──────── TEXT EXCERPT ────────
Now I'm looking at Detroit pizza.

For those of you who don't live in Michigan, Detroit style pizza is its own animal. It's a deep-dish pizza that has a particular crust--crunchy on the outside and chewy on the inside. And the cheese expected to be slightly caramelized (never say "burned") around the edges. People fight over the corner pieces.

I looked up recipes for it, and discovered some challenges. All the recipes call for bread flour and warn you that all-purpose flour won't get the same results. You also need a particular type of pan, one with high sides and special dimensions and composition. And you need Wisconsin brick cheese, a very specific kind of mild cheddar. (The "brick" refers to part of the cheese-making, not the shape of the cheese itself.)

Getting past these challenges has turned into A Process. Bread flour is easy enough to come by. But the pan? I couldn't find a store that carried one, and more than once I asked a clerk about it, only to get a blank look or a "We don't carry that, but we could order it." I finally had to order it online, and it took several days to arrive.

And then came the cheese.
──────── SOURCE INFORMATION ────────
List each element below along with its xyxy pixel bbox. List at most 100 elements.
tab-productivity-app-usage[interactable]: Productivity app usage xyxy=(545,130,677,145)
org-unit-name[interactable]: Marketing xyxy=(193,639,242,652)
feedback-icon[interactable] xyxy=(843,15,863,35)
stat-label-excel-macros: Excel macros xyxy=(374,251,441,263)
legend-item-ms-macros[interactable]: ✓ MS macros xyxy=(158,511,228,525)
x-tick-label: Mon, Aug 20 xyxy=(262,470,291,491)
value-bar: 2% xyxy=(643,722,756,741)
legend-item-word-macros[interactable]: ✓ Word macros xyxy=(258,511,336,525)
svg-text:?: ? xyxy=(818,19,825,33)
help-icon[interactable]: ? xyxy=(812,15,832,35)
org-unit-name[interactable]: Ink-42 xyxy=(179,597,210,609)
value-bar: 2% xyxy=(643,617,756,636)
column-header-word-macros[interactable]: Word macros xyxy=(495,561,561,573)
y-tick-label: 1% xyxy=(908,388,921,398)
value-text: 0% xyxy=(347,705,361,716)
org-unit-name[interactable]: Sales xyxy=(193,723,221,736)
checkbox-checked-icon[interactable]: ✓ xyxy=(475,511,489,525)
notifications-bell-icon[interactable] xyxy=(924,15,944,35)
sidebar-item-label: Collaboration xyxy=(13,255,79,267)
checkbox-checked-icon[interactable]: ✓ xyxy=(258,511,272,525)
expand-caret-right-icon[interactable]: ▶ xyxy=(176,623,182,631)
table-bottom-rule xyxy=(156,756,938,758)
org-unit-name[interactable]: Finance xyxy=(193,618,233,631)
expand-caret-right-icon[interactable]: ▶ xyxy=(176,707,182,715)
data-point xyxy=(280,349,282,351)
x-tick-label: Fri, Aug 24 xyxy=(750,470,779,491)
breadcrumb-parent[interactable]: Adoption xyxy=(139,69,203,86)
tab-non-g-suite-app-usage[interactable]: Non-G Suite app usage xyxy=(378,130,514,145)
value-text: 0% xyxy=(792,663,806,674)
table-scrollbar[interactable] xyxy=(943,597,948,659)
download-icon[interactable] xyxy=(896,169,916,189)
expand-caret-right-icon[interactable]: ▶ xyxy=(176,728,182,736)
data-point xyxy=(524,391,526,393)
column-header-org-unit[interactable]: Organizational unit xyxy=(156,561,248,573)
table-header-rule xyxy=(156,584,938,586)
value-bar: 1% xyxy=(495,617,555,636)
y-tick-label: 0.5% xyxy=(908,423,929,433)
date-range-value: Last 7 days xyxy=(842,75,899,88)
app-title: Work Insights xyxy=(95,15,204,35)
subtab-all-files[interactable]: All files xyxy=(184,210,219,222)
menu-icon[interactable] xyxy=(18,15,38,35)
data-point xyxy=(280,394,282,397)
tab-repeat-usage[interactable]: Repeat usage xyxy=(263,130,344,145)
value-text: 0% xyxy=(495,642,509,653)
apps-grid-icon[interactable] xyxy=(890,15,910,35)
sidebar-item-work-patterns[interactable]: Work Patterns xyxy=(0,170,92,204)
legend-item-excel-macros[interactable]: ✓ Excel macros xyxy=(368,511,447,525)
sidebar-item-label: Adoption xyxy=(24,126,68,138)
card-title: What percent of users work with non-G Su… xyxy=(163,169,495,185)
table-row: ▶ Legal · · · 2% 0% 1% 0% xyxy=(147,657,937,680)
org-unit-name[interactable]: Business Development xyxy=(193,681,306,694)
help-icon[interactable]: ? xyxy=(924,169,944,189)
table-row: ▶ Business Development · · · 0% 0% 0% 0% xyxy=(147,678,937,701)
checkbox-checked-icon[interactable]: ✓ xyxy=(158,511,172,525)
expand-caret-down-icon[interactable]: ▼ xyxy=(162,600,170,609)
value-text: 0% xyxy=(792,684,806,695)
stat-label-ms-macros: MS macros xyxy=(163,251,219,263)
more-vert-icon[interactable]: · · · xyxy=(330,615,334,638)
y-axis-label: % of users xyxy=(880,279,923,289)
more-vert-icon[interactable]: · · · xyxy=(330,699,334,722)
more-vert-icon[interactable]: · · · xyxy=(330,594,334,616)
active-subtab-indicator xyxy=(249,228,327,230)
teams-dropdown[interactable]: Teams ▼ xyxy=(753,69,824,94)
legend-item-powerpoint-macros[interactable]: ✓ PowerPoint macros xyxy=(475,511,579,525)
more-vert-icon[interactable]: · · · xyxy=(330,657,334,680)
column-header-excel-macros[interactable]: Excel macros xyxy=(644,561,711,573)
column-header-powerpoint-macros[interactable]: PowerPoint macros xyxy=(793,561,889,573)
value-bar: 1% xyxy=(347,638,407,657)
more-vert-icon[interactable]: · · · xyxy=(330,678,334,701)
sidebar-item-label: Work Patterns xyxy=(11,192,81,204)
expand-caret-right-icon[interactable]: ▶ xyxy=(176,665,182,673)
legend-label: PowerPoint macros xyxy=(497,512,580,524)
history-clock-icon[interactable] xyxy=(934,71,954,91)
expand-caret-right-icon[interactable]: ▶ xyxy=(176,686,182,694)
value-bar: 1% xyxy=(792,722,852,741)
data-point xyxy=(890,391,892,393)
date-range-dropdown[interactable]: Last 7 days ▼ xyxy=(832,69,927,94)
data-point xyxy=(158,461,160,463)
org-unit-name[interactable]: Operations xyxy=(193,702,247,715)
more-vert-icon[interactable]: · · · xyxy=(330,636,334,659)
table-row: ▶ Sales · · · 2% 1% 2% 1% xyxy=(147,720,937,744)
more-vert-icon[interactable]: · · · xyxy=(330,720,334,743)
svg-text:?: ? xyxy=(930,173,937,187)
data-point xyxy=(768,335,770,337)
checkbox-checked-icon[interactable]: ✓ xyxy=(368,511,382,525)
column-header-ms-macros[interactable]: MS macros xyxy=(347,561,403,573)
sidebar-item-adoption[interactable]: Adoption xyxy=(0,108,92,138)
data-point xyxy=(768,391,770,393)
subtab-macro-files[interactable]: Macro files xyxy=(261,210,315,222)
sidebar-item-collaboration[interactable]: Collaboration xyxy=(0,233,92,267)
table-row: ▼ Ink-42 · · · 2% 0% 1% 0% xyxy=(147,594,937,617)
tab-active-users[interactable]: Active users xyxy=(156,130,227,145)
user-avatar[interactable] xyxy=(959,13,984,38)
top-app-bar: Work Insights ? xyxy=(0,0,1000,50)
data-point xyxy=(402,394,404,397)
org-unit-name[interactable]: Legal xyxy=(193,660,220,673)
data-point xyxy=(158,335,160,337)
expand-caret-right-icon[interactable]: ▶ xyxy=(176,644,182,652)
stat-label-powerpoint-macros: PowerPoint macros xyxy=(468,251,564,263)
────────
WORK REQUEST 1. In the passage on Detroit-style pizza, swap "pan" for "tray" and write out everything from "I looked up" down to "came the cheese.".
WORK REQUEST 2.
Answer these questions from the passage on Detroit-style pizza:
(a) What kind of flour do the recipes call for?
(b) What does the word "brick" in Wisconsin brick cheese refer to?
(c) How did the writer finally get the pan?
WORK REQUEST 3. Write the next part of the passage on Detroit-style pizza, starting after its final line.
The records were taken from a different source than the text.

EXERCISE ANSWER 1.
I looked up recipes for it, and discovered some challenges. All the recipes call for bread flour and warn you that all-purpose flour won't get the same results. You also need a particular type of tray, one with high sides and special dimensions and composition. And you need Wisconsin brick cheese, a very specific kind of mild cheddar. (The "brick" refers to part of the cheese-making, not the shape of the cheese itself.)

Getting past these challenges has turned into A Process. Bread flour is easy enough to come by. But the tray? I couldn't find a store that carried one, and more than once I asked a clerk about it, only to get a blank look or a "We don't carry that, but we could order it." I finally had to order it online, and it took several days to arrive.

And then came the cheese.

EXERCISE ANSWER 2.
(a) Bread flour.
(b) It refers to part of the cheese-making, not the shape of the cheese.
(c) The writer ordered it online, and it took several days to arrive.

EXERCISE ANSWER 3.
Michigan is next door to Wisconsin. (Well, there's a lake in the way, but we still share a northern border.) You would think this cheese would therefore be fairly easy to find around here. Nope! I checked every grocery store in Ypsilanti and Ann Arbor. Nothing. And Ann Arbor prides itself as a foodie town! 

I asked on Facebook, where I have several foodie friends, if anyone knew where to get it. No dice. Finally, I asked on Next Door (which is usually filled with nothing but posts about lost animals, found animals, and people begging for returnable bottles). Still nothing.

Finally, I was reduced to checking online. I found it, but it wouldn't arrive for several more days, throwing my pizza off even further. See, Detroit pizza is a bit of a project. Lots of particulars with the crust and the assembly. It's not something you can toss  together quickly in an evening, especially your first time through. This means I have to do it on a weekend, and by Saturday afternoon I still had no local leads on the cheese.

I was just about to order it from the internet when ... several people posted today on Next Door that a grocery store in Saline (about 15 minutes away) carried it. Yay! I zipped over there and ... there it was, shining like a star on the dairy section shelf.

I grabbed it and drove home in triumph! We HAD THE CHEESE!

Then I set to work.

I followed the recipe, but I think I got the portions wrong because the dough didn't look right as the dough hook chewed through it. In the end, I tossed it and started a second batch. Then, while I was at it, I figured I'd also run a batch through my bread maker and see which version came out best. 

The second batch looked right, and I let the hook finish kneading it. (Thank you, Kitchenaid.) Meanwhile, the bread maker puttered along with its own dough.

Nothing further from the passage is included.